◆ **Task instructions**
Across the material below, how many lines contain the word "chat"? Give only the number.

◆ **Source data**
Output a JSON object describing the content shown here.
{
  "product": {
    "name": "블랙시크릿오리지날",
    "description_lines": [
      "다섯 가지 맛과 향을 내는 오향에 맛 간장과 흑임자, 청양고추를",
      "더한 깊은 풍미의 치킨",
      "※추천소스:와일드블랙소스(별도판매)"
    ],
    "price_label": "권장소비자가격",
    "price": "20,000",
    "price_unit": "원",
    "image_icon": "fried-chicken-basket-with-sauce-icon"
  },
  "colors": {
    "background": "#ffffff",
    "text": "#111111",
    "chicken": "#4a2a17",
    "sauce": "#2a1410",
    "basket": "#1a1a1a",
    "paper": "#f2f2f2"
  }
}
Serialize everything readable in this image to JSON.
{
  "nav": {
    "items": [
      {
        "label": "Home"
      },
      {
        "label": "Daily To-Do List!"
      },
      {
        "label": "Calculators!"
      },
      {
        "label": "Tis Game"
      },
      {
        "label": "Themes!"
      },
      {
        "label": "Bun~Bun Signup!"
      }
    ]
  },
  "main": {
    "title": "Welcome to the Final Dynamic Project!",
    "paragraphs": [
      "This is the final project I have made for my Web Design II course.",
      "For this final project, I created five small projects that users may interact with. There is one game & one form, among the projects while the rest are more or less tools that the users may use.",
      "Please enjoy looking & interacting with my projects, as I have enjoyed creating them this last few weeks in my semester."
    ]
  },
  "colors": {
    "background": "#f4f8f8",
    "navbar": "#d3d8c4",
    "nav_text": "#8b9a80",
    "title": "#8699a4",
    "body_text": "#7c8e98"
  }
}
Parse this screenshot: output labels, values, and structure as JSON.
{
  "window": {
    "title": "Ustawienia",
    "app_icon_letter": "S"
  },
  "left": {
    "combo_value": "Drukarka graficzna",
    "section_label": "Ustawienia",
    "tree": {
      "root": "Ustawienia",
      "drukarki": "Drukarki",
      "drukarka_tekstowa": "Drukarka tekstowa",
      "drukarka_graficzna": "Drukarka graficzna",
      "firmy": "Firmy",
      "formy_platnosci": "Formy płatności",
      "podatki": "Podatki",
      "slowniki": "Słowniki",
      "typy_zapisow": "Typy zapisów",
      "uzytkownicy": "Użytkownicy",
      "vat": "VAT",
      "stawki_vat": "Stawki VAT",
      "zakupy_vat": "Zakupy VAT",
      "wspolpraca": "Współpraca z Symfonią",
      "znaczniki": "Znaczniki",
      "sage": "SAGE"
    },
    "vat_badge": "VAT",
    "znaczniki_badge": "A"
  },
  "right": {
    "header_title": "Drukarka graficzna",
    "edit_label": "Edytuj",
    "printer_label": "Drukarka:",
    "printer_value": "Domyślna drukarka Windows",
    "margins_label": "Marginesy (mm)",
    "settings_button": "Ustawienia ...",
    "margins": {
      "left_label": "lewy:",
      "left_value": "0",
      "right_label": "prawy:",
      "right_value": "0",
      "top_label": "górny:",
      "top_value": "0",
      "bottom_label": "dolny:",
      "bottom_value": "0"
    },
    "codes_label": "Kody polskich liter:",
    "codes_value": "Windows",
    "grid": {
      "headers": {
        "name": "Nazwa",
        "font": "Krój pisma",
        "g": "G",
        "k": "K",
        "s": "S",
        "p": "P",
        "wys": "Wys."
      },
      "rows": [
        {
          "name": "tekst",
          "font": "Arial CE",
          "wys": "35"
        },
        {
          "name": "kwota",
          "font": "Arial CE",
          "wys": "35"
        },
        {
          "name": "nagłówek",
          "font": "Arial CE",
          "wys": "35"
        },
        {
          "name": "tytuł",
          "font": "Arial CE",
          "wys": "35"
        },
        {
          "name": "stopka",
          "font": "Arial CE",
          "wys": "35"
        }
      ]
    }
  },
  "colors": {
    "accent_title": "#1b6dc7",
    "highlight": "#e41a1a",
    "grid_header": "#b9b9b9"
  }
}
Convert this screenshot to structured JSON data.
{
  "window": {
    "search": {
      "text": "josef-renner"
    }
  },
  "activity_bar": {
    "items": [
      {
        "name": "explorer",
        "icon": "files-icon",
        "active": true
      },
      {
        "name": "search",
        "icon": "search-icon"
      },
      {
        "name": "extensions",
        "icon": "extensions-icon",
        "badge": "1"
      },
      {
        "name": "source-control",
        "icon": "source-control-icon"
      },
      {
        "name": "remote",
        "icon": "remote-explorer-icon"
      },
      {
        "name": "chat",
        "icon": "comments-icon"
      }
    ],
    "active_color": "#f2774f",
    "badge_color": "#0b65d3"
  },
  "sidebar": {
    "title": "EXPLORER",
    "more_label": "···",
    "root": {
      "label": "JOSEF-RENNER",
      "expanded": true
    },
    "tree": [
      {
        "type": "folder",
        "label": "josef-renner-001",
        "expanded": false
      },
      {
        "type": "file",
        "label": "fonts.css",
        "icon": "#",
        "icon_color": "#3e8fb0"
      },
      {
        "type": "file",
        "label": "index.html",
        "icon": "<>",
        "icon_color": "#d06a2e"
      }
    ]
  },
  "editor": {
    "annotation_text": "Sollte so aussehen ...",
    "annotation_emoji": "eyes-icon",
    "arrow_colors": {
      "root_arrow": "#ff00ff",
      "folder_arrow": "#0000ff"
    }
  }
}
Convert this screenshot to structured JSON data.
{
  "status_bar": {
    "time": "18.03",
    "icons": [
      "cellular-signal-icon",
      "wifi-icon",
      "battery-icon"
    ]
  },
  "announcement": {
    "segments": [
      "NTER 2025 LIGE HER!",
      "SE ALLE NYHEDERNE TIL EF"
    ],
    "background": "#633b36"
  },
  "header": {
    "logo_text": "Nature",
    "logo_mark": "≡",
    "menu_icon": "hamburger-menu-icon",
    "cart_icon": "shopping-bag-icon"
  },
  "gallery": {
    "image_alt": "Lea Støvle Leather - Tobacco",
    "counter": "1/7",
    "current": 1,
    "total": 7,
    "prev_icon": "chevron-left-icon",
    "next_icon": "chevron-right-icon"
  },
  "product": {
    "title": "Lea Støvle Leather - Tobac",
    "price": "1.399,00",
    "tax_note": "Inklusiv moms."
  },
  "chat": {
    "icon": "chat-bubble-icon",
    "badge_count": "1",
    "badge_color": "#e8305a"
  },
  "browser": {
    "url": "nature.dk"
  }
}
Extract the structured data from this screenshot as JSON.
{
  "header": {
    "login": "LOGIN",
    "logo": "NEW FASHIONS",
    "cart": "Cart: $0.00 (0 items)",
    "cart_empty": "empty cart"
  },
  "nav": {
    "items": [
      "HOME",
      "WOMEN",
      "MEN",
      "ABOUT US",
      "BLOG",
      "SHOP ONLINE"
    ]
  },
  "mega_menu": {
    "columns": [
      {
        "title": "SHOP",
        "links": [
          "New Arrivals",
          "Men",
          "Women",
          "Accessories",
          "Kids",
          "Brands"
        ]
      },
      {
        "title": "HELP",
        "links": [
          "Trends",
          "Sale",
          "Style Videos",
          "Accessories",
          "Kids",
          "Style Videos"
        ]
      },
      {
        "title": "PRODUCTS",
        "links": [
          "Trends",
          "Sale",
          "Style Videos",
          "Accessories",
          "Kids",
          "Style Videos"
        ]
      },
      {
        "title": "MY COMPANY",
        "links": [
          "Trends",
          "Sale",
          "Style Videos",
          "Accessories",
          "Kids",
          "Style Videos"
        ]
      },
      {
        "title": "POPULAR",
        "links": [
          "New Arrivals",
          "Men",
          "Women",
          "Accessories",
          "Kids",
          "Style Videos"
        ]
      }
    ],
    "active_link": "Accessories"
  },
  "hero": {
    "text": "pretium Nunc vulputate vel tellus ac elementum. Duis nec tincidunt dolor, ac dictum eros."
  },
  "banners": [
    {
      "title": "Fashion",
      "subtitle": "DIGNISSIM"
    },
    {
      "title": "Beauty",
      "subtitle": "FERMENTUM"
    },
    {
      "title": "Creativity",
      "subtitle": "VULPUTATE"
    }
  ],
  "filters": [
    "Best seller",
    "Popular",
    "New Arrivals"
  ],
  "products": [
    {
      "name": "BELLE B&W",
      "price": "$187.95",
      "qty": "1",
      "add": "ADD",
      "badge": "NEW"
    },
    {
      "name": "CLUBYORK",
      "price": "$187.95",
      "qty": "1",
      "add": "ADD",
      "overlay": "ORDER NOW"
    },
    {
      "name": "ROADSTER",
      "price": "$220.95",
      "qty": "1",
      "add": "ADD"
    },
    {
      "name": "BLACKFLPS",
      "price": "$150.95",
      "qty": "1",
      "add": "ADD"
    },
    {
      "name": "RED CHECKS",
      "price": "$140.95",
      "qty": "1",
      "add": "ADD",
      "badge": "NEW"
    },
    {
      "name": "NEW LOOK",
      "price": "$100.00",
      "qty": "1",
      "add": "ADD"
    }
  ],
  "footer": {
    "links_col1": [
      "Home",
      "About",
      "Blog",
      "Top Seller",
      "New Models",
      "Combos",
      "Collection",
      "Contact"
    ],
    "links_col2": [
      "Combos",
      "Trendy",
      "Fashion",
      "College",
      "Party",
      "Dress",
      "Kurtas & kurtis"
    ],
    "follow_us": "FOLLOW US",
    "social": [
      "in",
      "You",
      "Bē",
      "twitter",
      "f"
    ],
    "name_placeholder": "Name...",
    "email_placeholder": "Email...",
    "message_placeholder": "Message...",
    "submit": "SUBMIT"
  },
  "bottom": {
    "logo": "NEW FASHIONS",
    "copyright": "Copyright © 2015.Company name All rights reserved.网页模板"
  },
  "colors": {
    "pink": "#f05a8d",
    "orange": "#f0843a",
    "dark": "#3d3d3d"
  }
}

◆ **Exercise response**
3